Written problem: Please write out the complete listing that follows, exactly as it reads.

::: Source records

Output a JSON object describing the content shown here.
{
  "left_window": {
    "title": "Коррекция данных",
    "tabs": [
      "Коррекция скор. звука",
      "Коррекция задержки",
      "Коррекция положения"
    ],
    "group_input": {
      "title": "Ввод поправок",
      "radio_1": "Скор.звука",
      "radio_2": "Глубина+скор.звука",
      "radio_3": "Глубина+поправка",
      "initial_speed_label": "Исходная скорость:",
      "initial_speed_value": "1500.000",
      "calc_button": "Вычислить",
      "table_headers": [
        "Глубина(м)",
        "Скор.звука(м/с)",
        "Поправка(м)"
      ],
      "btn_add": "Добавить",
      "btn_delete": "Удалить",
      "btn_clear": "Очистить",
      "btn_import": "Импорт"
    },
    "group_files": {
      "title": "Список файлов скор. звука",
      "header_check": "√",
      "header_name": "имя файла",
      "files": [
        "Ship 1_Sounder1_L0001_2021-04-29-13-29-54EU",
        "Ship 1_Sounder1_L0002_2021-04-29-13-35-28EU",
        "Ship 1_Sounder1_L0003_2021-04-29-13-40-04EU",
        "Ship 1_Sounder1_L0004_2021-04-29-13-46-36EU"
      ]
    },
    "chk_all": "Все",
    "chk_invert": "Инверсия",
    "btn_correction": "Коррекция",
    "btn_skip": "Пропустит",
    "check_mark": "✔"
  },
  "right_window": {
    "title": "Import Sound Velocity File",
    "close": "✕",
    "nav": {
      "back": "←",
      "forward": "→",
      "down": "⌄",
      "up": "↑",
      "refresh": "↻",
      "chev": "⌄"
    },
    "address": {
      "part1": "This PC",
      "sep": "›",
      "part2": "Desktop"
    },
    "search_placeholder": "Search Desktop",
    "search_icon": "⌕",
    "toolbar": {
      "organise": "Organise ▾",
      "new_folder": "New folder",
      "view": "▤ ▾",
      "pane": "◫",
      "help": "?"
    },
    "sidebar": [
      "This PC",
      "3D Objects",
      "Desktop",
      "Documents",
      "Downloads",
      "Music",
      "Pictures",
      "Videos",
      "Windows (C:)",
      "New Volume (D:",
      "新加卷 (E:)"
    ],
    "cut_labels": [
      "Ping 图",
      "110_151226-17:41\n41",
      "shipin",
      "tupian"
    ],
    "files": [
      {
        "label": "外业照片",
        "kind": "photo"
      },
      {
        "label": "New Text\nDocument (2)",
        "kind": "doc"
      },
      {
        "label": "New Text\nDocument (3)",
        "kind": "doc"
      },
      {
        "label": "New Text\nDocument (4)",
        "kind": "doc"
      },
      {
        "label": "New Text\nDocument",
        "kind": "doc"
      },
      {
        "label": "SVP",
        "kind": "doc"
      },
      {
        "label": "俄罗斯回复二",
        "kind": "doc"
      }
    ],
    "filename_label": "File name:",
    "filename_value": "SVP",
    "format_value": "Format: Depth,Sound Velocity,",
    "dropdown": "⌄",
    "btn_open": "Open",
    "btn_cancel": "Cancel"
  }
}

::::::

Response to the exercise:
Output a JSON object describing the content shown here.
{
  "left_window": {
    "title": "Коррекция данных",
    "tabs": [
      "Коррекция скор. звука",
      "Коррекция задержки",
      "Коррекция положения"
    ],
    "group_input": {
      "title": "Ввод поправок",
      "radio_1": "Скор.звука",
      "radio_2": "Глубина+скор.звука",
      "radio_3": "Глубина+поправка",
      "initial_speed_label": "Исходная скорость:",
      "initial_speed_value": "1500.000",
      "calc_button": "Вычислить",
      "table_headers": [
        "Глубина(м)",
        "Скор.звука(м/с)",
        "Поправка(м)"
      ],
      "btn_add": "Добавить",
      "btn_delete": "Удалить",
      "btn_clear": "Очистить",
      "btn_import": "Импорт"
    },
    "group_files": {
      "title": "Список файлов скор. звука",
      "header_check": "√",
      "header_name": "имя файла",
      "files": [
        "Ship 1_Sounder1_L0001_2021-04-29-13-29-54EU",
        "Ship 1_Sounder1_L0002_2021-04-29-13-35-28EU",
        "Ship 1_Sounder1_L0003_2021-04-29-13-40-04EU",
        "Ship 1_Sounder1_L0004_2021-04-29-13-46-36EU"
      ]
    },
    "chk_all": "Все",
    "chk_invert": "Инверсия",
    "btn_correction": "Коррекция",
    "btn_skip": "Пропустит",
    "check_mark": "✔"
  },
  "right_window": {
    "title": "Import Sound Velocity File",
    "close": "✕",
    "nav": {
      "back": "←",
      "forward": "→",
      "down": "⌄",
      "up": "↑",
      "refresh": "↻",
      "chev": "⌄"
    },
    "address": {
      "part1": "This PC",
      "sep": "›",
      "part2": "Desktop"
    },
    "search_placeholder": "Search Desktop",
    "search_icon": "⌕",
    "toolbar": {
      "organise": "Organise ▾",
      "new_folder": "New folder",
      "view": "▤ ▾",
      "pane": "◫",
      "help": "?"
    },
    "sidebar": [
      "This PC",
      "3D Objects",
      "Desktop",
      "Documents",
      "Downloads",
      "Music",
      "Pictures",
      "Videos",
      "Windows (C:)",
      "New Volume (D:",
      "新加卷 (E:)"
    ],
    "cut_labels": [
      "Ping 图",
      "110_151226-17:41\n41",
      "shipin",
      "tupian"
    ],
    "files": [
      {
        "label": "外业照片",
        "kind": "photo"
      },
      {
        "label": "New Text\nDocument (2)",
        "kind": "doc"
      },
      {
        "label": "New Text\nDocument (3)",
        "kind": "doc"
      },
      {
        "label": "New Text\nDocument (4)",
        "kind": "doc"
      },
      {
        "label": "New Text\nDocument",
        "kind": "doc"
      },
      {
        "label": "SVP",
        "kind": "doc"
      },
      {
        "label": "俄罗斯回复二",
        "kind": "doc"
      }
    ],
    "filename_label": "File name:",
    "filename_value": "SVP",
    "format_value": "Format: Depth,Sound Velocity,",
    "dropdown": "⌄",
    "btn_open": "Open",
    "btn_cancel": "Cancel"
  }
}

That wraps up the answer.